▸ **DATA SUPPLIED**:
------
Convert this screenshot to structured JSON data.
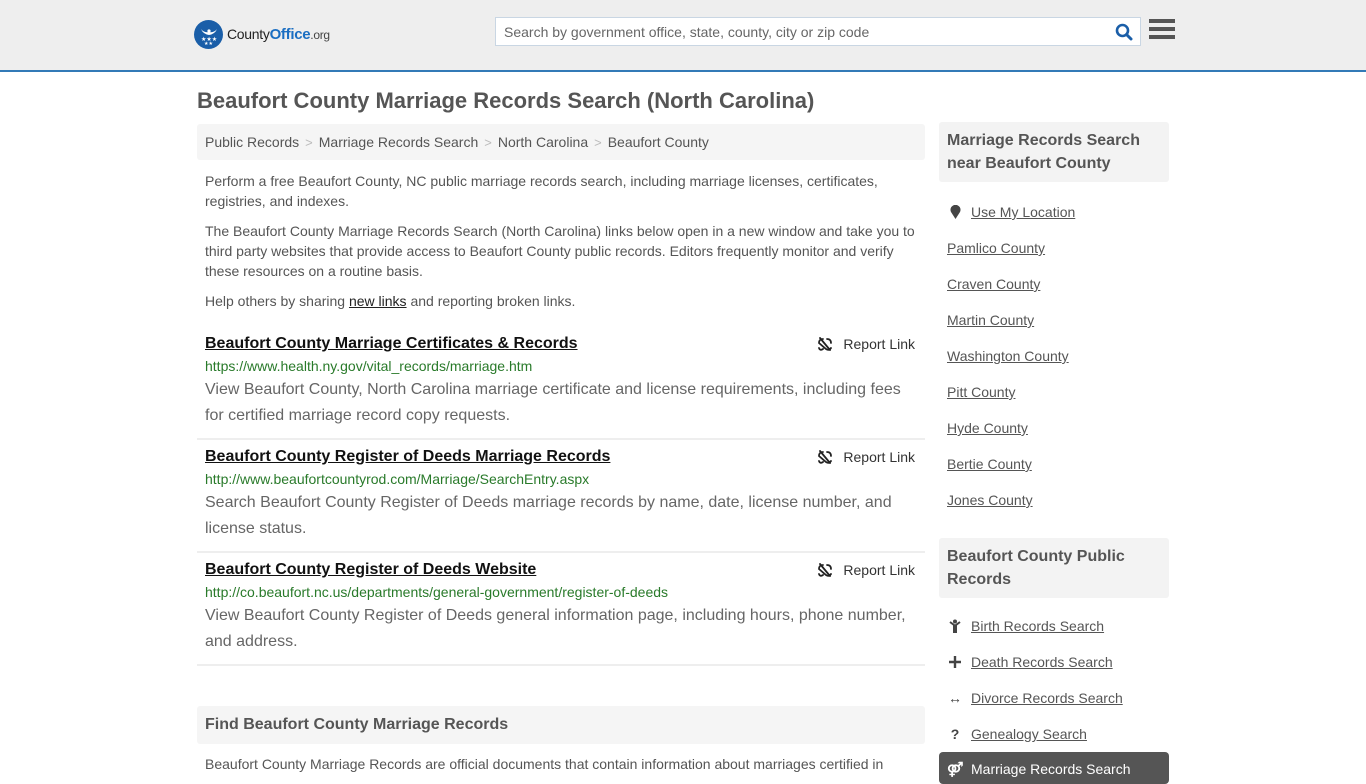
{
  "header": {
    "logo": {
      "county": "County",
      "office": "Office",
      "org": ".org"
    },
    "search_placeholder": "Search by government office, state, county, city or zip code",
    "search_value": ""
  },
  "page_title": "Beaufort County Marriage Records Search (North Carolina)",
  "breadcrumb": [
    {
      "label": "Public Records"
    },
    {
      "label": "Marriage Records Search"
    },
    {
      "label": "North Carolina"
    },
    {
      "label": "Beaufort County"
    }
  ],
  "intro": {
    "p1": "Perform a free Beaufort County, NC public marriage records search, including marriage licenses, certificates, registries, and indexes.",
    "p2": "The Beaufort County Marriage Records Search (North Carolina) links below open in a new window and take you to third party websites that provide access to Beaufort County public records. Editors frequently monitor and verify these resources on a routine basis.",
    "p3_before": "Help others by sharing ",
    "p3_link": "new links",
    "p3_after": " and reporting broken links."
  },
  "report_label": "Report Link",
  "results": [
    {
      "title": "Beaufort County Marriage Certificates & Records",
      "url": "https://www.health.ny.gov/vital_records/marriage.htm",
      "description": "View Beaufort County, North Carolina marriage certificate and license requirements, including fees for certified marriage record copy requests."
    },
    {
      "title": "Beaufort County Register of Deeds Marriage Records",
      "url": "http://www.beaufortcountyrod.com/Marriage/SearchEntry.aspx",
      "description": "Search Beaufort County Register of Deeds marriage records by name, date, license number, and license status."
    },
    {
      "title": "Beaufort County Register of Deeds Website",
      "url": "http://co.beaufort.nc.us/departments/general-government/register-of-deeds",
      "description": "View Beaufort County Register of Deeds general information page, including hours, phone number, and address."
    }
  ],
  "find_section": {
    "heading": "Find Beaufort County Marriage Records",
    "text": "Beaufort County Marriage Records are official documents that contain information about marriages certified in"
  },
  "sidebar": {
    "nearby_heading": "Marriage Records Search near Beaufort County",
    "use_location": "Use My Location",
    "nearby": [
      "Pamlico County",
      "Craven County",
      "Martin County",
      "Washington County",
      "Pitt County",
      "Hyde County",
      "Bertie County",
      "Jones County"
    ],
    "public_heading": "Beaufort County Public Records",
    "public_links": [
      {
        "label": "Birth Records Search",
        "icon": "child-icon"
      },
      {
        "label": "Death Records Search",
        "icon": "plus-icon"
      },
      {
        "label": "Divorce Records Search",
        "icon": "arrows-horizontal-icon"
      },
      {
        "label": "Genealogy Search",
        "icon": "question-icon"
      }
    ],
    "active_link": {
      "label": "Marriage Records Search",
      "icon": "marriage-rings-icon"
    }
  },
  "colors": {
    "brand_blue": "#1a5ea8",
    "header_border": "#337ab7",
    "url_green": "#297a2a",
    "active_bg": "#555555"
  }
}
------
▸ **DIRECTION**:
Find "general". Copy every line it occurs in.

▸ **EXPECTED ANSWER**:
      "url": "http://co.beaufort.nc.us/departments/general-government/register-of-deeds",
      "description": "View Beaufort County Register of Deeds general information page, including hours, phone number, and address."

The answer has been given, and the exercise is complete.